··· Input data ···
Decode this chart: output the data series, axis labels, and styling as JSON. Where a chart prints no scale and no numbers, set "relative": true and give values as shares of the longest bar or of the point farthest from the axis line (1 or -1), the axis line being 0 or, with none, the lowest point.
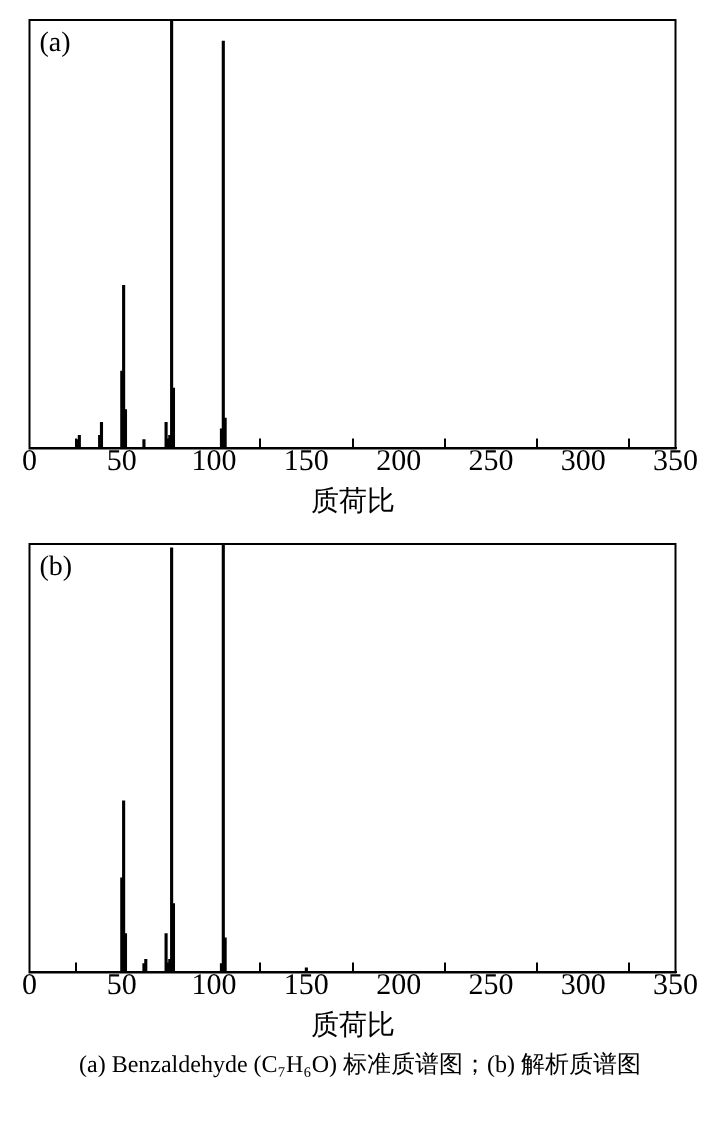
{
  "chart_data": [
    {
      "type": "bar",
      "relative": true,
      "xlabel": "质荷比",
      "annotations": [
        "(a)"
      ],
      "xlim": [
        0,
        350
      ],
      "xticks": [
        0,
        50,
        100,
        150,
        200,
        250,
        300,
        350
      ],
      "grid": false,
      "x": [
        26,
        27,
        38,
        39,
        50,
        51,
        52,
        62,
        74,
        76,
        77,
        78,
        104,
        105,
        106
      ],
      "series": [
        {
          "color": "#000000",
          "values": [
            0.02,
            0.03,
            0.03,
            0.06,
            0.18,
            0.38,
            0.09,
            0.02,
            0.06,
            0.03,
            1,
            0.14,
            0.045,
            0.95,
            0.07
          ]
        }
      ]
    },
    {
      "type": "bar",
      "relative": true,
      "xlabel": "质荷比",
      "annotations": [
        "(b)",
        "(a) Benzaldehyde (C₇H₆O) 标准质谱图；(b) 解析质谱图"
      ],
      "xlim": [
        0,
        350
      ],
      "xticks": [
        0,
        50,
        100,
        150,
        200,
        250,
        300,
        350
      ],
      "grid": false,
      "x": [
        50,
        51,
        52,
        62,
        63,
        74,
        76,
        77,
        78,
        104,
        105,
        106,
        150
      ],
      "series": [
        {
          "color": "#000000",
          "values": [
            0.22,
            0.4,
            0.09,
            0.02,
            0.03,
            0.09,
            0.03,
            0.99,
            0.16,
            0.02,
            1,
            0.08,
            0.01
          ]
        }
      ]
    }
  ]
}
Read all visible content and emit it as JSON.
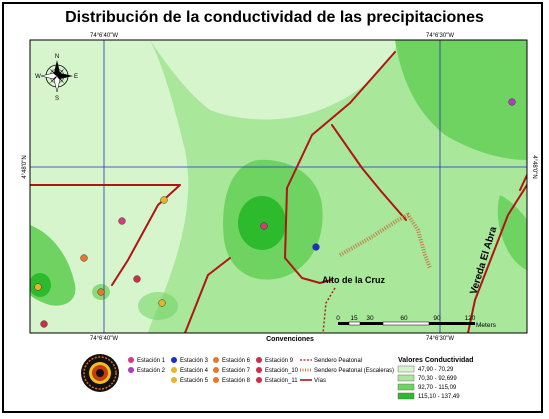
···
> [Task directions]: Copy out the whole listing exactly, and don't carry over any pictures.

> [Result of this task]:
Decode this chart: output the data series, axis labels, and styling as JSON. Where a chart prints no scale and no numbers, set "relative": true and give values as shares of the longest bar or of the point farthest from the axis line (1 or -1), the axis line being 0 or, with none, the lowest point.
{
  "chart_data": [
    {
      "type": "bar",
      "relative": true,
      "xlabel": "质荷比",
      "annotations": [
        "(a)"
      ],
      "xlim": [
        0,
        350
      ],
      "xticks": [
        0,
        50,
        100,
        150,
        200,
        250,
        300,
        350
      ],
      "grid": false,
      "x": [
        26,
        27,
        38,
        39,
        50,
        51,
        52,
        62,
        74,
        76,
        77,
        78,
        104,
        105,
        106
      ],
      "series": [
        {
          "color": "#000000",
          "values": [
            0.02,
            0.03,
            0.03,
            0.06,
            0.18,
            0.38,
            0.09,
            0.02,
            0.06,
            0.03,
            1,
            0.14,
            0.045,
            0.95,
            0.07
          ]
        }
      ]
    },
    {
      "type": "bar",
      "relative": true,
      "xlabel": "质荷比",
      "annotations": [
        "(b)",
        "(a) Benzaldehyde (C₇H₆O) 标准质谱图；(b) 解析质谱图"
      ],
      "xlim": [
        0,
        350
      ],
      "xticks": [
        0,
        50,
        100,
        150,
        200,
        250,
        300,
        350
      ],
      "grid": false,
      "x": [
        50,
        51,
        52,
        62,
        63,
        74,
        76,
        77,
        78,
        104,
        105,
        106,
        150
      ],
      "series": [
        {
          "color": "#000000",
          "values": [
            0.22,
            0.4,
            0.09,
            0.02,
            0.03,
            0.09,
            0.03,
            0.99,
            0.16,
            0.02,
            1,
            0.08,
            0.01
          ]
        }
      ]
    }
  ]
}
Read all visible content and emit it as JSON.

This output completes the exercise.